>> START Text shown

[R] ordinal variables

Joris Meys jorismeys at gmail.com
Fri Jun 4 12:24:53 CEST 2010


Hi,

If you look around a bit, there is some great material on the web
about the powers and quirks of R. I've taught myself most of what I
know from R through reading a lot and trying it out on the console.
The help list is also a darn fine source of efficient code for a set
of general problems.

It won't help any more this year, but I'm working on a guide for R to
bundle valuable information I got from the help list and the internet.

>> END Text shown
>> START Data segment

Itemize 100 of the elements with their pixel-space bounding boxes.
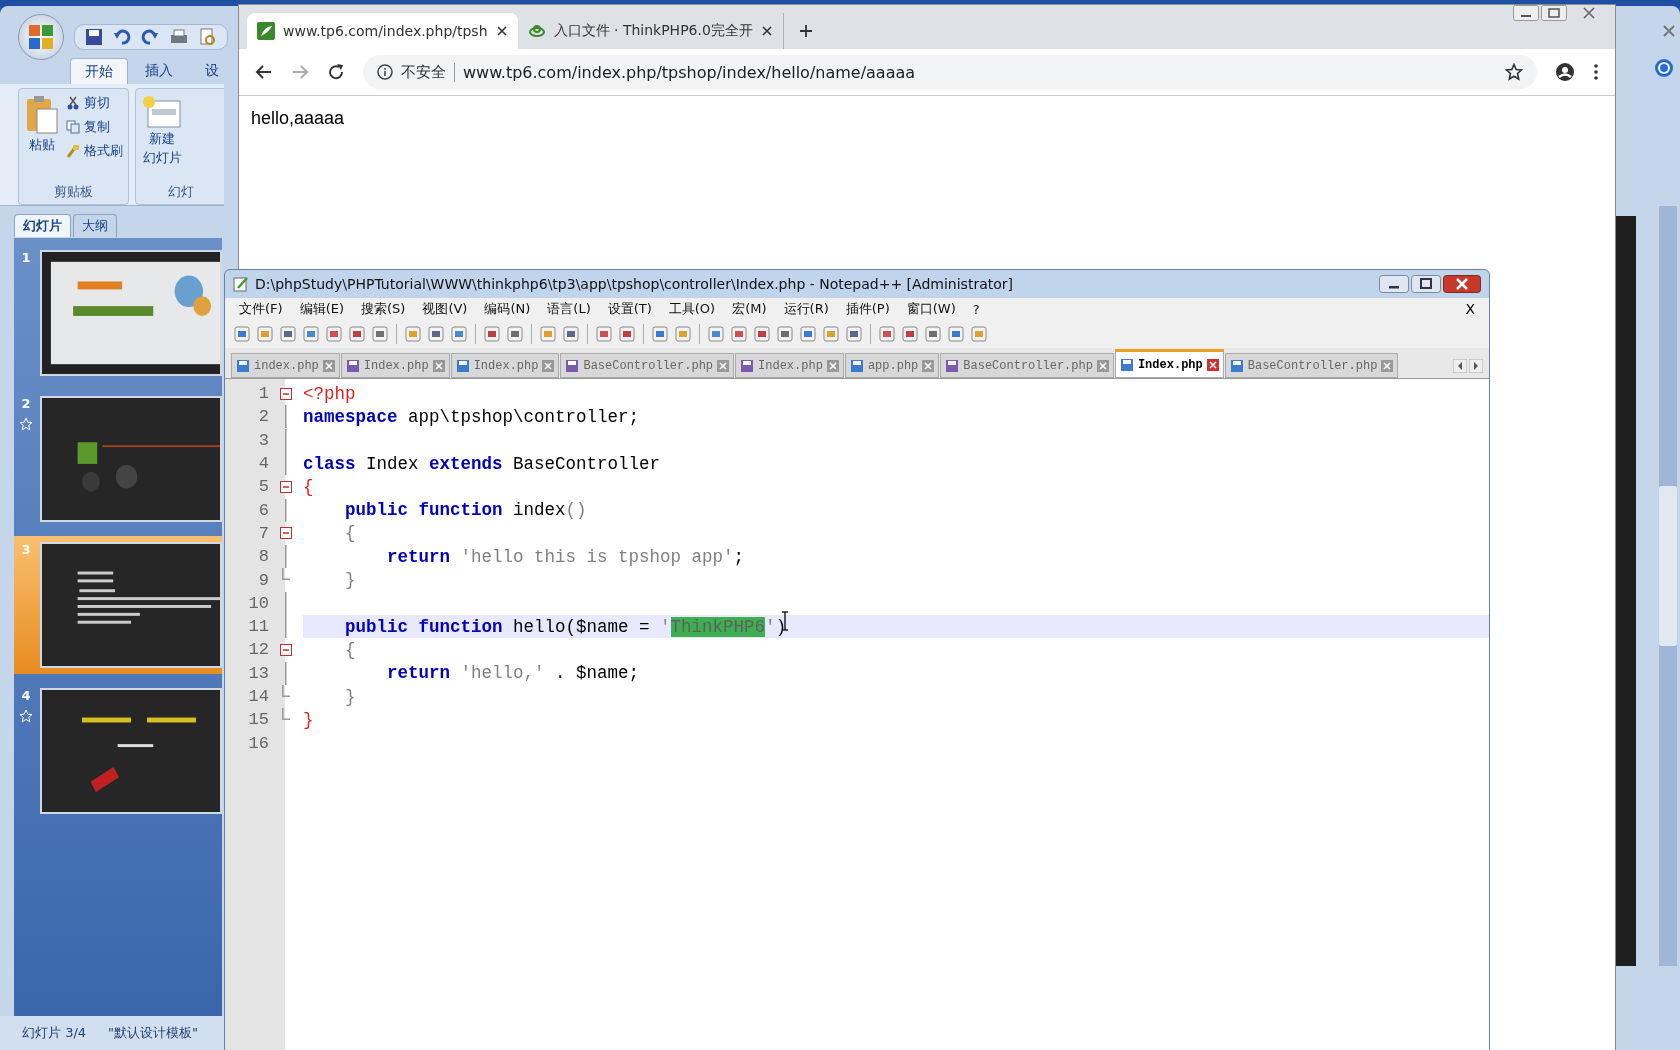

>> END Data segment

Set down the part of the mailing-list post on learning R shown above, beginning at "[R] ordinal variables" and stopping after "on the console.".

» Output below
[R] ordinal variables

Joris Meys jorismeys at gmail.com
Fri Jun 4 12:24:53 CEST 2010


Hi,

If you look around a bit, there is some great material on the web
about the powers and quirks of R. I've taught myself most of what I
know from R through reading a lot and trying it out on the console.